### AIM OF THE TASK
Where a line contains the string "Rupture", copy that line.

* begin *

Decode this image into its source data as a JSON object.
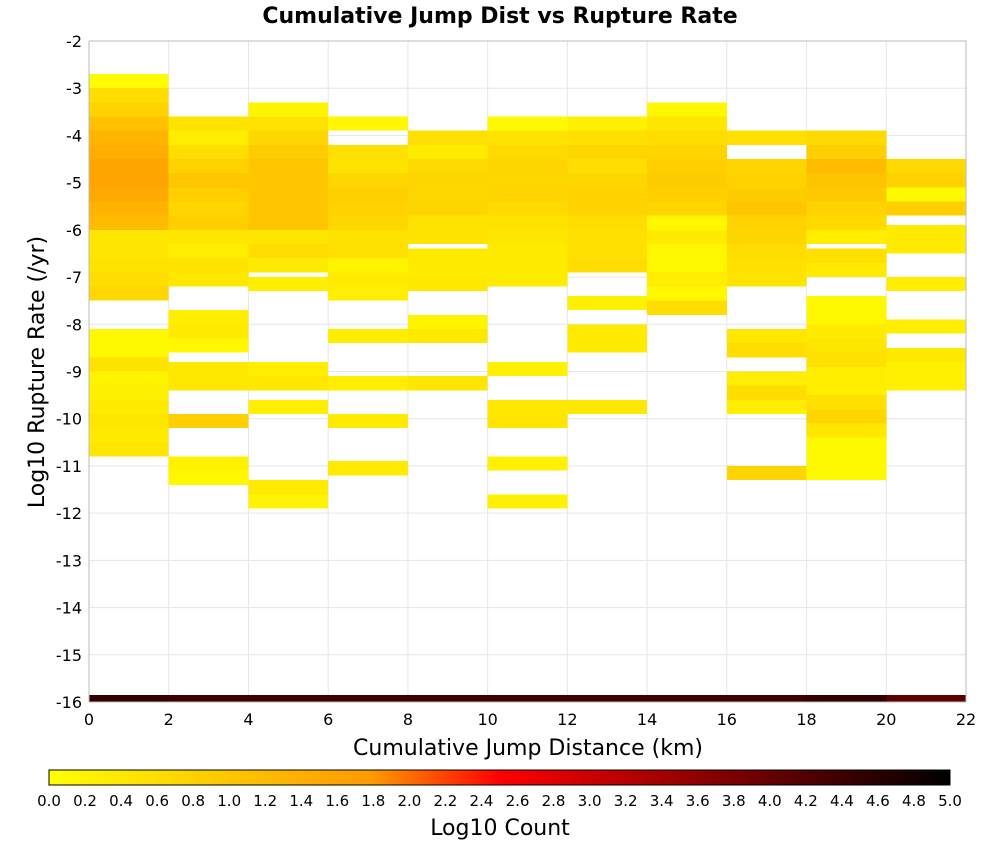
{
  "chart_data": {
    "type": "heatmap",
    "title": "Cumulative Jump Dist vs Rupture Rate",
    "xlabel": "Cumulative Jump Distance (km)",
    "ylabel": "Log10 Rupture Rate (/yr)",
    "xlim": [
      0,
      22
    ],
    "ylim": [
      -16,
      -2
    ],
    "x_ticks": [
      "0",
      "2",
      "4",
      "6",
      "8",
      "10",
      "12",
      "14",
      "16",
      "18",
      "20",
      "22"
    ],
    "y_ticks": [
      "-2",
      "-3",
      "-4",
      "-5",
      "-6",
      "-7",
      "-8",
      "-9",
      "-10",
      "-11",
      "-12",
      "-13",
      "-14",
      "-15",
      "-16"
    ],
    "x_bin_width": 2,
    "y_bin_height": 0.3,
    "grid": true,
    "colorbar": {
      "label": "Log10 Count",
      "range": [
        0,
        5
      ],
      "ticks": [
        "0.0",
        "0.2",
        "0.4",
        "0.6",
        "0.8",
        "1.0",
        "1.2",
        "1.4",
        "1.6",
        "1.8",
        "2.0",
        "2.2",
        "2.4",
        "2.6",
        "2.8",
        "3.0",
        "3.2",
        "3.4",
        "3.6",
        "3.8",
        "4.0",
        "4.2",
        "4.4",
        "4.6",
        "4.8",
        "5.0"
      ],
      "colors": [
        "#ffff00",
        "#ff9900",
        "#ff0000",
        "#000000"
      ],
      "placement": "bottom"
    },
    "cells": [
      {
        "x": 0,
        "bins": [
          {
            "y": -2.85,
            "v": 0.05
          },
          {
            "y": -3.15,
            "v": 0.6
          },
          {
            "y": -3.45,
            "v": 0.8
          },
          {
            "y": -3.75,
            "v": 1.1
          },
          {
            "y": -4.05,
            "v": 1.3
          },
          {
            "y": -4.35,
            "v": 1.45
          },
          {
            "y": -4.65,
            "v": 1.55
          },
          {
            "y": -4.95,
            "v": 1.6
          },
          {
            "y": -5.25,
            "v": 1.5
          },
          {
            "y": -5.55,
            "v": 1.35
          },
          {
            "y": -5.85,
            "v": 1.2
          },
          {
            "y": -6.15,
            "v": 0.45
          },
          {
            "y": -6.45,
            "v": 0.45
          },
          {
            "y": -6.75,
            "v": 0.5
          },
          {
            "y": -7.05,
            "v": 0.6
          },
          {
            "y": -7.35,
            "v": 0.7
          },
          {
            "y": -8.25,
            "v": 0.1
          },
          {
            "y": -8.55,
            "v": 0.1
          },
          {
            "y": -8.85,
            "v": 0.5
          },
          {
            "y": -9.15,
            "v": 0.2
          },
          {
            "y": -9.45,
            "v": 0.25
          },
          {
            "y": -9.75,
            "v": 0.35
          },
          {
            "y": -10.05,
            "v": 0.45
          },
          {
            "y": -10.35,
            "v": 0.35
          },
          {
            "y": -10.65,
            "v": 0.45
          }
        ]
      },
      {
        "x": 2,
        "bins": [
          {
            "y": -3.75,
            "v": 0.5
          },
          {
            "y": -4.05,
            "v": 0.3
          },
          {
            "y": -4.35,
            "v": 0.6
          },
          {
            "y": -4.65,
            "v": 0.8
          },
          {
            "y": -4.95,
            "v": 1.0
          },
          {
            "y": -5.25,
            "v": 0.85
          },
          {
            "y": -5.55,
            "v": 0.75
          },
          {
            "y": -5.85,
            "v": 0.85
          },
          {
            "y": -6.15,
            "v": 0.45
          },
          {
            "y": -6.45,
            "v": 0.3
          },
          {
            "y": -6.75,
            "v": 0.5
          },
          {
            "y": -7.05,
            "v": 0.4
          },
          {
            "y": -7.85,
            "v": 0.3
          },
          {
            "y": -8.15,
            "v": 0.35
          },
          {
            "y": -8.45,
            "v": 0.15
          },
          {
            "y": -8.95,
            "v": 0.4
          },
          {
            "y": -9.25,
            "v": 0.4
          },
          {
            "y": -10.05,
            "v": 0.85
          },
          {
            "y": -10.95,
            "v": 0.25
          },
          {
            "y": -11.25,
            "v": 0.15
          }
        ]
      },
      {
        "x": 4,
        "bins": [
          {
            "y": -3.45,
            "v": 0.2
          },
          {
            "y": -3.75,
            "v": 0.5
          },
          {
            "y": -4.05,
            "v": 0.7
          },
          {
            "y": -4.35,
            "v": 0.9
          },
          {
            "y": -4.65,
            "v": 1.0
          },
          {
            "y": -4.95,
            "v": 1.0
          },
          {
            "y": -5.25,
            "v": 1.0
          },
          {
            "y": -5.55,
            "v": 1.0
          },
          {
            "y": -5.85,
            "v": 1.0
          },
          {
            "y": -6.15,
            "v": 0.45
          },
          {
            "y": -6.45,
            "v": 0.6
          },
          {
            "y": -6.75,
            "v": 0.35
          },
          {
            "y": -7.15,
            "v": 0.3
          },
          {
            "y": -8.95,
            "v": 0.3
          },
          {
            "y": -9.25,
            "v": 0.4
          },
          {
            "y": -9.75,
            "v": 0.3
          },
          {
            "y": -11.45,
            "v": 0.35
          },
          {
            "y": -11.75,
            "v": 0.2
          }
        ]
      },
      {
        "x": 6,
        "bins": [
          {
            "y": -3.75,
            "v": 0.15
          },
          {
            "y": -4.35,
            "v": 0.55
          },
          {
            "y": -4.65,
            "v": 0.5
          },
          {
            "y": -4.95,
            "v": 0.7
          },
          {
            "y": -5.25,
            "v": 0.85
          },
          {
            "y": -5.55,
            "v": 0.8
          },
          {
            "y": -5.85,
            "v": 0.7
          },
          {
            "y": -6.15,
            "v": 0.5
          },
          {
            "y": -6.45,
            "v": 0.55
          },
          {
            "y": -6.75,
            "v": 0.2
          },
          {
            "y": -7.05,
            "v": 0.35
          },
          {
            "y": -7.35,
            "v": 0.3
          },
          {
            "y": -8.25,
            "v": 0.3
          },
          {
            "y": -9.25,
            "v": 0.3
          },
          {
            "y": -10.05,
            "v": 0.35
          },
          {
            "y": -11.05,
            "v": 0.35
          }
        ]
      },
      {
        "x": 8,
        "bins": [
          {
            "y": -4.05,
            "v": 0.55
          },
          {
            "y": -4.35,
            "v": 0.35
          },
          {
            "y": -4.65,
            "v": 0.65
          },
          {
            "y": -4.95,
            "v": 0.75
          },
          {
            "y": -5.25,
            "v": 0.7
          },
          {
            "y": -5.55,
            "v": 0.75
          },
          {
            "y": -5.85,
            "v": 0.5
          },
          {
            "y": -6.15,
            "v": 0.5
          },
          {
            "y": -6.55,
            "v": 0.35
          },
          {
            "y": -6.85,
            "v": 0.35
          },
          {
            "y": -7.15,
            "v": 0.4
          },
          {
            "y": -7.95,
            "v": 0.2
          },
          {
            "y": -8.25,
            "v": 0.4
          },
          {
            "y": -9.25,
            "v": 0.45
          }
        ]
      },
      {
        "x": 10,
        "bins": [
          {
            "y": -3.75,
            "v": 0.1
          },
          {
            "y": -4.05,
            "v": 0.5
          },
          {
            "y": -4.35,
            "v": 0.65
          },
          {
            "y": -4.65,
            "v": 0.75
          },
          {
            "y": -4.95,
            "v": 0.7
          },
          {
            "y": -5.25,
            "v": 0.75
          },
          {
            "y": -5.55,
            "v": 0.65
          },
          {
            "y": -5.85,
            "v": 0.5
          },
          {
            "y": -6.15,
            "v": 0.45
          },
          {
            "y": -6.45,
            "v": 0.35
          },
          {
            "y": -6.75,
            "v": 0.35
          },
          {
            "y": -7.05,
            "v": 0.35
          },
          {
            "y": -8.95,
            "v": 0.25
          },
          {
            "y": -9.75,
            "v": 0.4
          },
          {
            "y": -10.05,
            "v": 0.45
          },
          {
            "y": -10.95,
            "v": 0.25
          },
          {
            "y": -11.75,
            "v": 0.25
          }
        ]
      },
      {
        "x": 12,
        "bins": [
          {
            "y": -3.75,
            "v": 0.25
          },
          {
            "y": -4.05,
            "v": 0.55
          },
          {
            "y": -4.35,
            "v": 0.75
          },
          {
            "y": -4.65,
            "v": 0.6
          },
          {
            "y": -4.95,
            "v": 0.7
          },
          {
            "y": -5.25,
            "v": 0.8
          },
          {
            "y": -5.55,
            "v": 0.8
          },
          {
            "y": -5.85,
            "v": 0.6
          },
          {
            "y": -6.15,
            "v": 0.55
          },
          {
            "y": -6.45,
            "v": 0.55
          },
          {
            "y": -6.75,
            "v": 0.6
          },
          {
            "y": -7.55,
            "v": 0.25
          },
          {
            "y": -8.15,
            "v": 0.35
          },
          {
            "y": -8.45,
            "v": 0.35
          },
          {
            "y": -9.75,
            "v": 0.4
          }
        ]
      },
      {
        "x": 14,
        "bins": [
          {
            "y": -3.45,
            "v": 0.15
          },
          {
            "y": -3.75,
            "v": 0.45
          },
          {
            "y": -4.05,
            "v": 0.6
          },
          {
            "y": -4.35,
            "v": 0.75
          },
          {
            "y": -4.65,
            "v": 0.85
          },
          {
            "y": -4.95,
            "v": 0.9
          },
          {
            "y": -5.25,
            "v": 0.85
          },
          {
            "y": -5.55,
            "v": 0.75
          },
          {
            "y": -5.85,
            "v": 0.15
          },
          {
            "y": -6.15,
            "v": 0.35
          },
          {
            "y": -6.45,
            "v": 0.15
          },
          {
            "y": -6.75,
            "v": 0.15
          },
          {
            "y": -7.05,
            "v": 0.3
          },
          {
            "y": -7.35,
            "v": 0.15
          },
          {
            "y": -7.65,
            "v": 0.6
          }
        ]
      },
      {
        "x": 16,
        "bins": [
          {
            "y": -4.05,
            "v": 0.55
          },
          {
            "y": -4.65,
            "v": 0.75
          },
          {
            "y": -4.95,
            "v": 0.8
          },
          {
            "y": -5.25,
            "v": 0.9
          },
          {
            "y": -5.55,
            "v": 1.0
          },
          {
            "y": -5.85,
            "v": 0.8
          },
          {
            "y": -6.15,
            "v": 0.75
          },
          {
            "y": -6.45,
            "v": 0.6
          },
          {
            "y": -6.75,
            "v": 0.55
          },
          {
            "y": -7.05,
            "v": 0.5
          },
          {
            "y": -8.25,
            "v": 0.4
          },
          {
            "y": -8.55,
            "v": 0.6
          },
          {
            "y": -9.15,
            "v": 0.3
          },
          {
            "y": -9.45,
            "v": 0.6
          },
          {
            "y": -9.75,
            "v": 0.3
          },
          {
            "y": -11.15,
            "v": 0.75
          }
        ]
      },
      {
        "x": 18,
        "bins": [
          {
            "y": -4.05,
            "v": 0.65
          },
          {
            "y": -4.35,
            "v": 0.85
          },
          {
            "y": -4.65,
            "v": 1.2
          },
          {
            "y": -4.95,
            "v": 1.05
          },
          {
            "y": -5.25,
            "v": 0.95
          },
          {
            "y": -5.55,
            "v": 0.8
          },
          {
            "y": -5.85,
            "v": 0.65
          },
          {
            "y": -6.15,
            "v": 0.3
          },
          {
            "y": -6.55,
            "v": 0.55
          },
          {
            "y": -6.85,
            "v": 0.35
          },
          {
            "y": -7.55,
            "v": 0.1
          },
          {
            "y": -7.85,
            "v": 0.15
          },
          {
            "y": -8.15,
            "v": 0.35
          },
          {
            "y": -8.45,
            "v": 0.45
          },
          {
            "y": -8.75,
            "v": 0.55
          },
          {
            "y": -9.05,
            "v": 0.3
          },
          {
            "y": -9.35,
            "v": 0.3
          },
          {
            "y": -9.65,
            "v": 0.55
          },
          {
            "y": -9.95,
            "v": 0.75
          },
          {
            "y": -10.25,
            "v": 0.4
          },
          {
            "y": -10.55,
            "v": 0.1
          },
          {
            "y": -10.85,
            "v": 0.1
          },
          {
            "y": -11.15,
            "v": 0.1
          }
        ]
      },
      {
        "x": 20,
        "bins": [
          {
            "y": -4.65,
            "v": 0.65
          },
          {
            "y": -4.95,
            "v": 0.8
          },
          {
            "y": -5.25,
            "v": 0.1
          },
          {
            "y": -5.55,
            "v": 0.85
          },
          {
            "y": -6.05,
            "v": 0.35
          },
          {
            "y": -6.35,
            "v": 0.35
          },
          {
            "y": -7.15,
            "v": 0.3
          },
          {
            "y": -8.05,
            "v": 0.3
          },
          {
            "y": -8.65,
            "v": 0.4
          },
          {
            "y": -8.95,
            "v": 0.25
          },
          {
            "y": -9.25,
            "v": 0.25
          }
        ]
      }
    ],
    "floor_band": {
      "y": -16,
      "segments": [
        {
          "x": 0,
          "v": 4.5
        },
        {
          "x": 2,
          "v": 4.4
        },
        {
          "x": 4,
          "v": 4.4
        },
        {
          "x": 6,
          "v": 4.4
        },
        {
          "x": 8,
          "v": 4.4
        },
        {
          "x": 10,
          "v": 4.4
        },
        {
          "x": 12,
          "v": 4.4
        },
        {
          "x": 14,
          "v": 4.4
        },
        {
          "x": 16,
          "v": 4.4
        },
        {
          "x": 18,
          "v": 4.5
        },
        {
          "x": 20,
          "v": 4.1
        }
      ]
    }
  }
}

* end *

### ANSWER
    "title": "Cumulative Jump Dist vs Rupture Rate",
    "ylabel": "Log10 Rupture Rate (/yr)",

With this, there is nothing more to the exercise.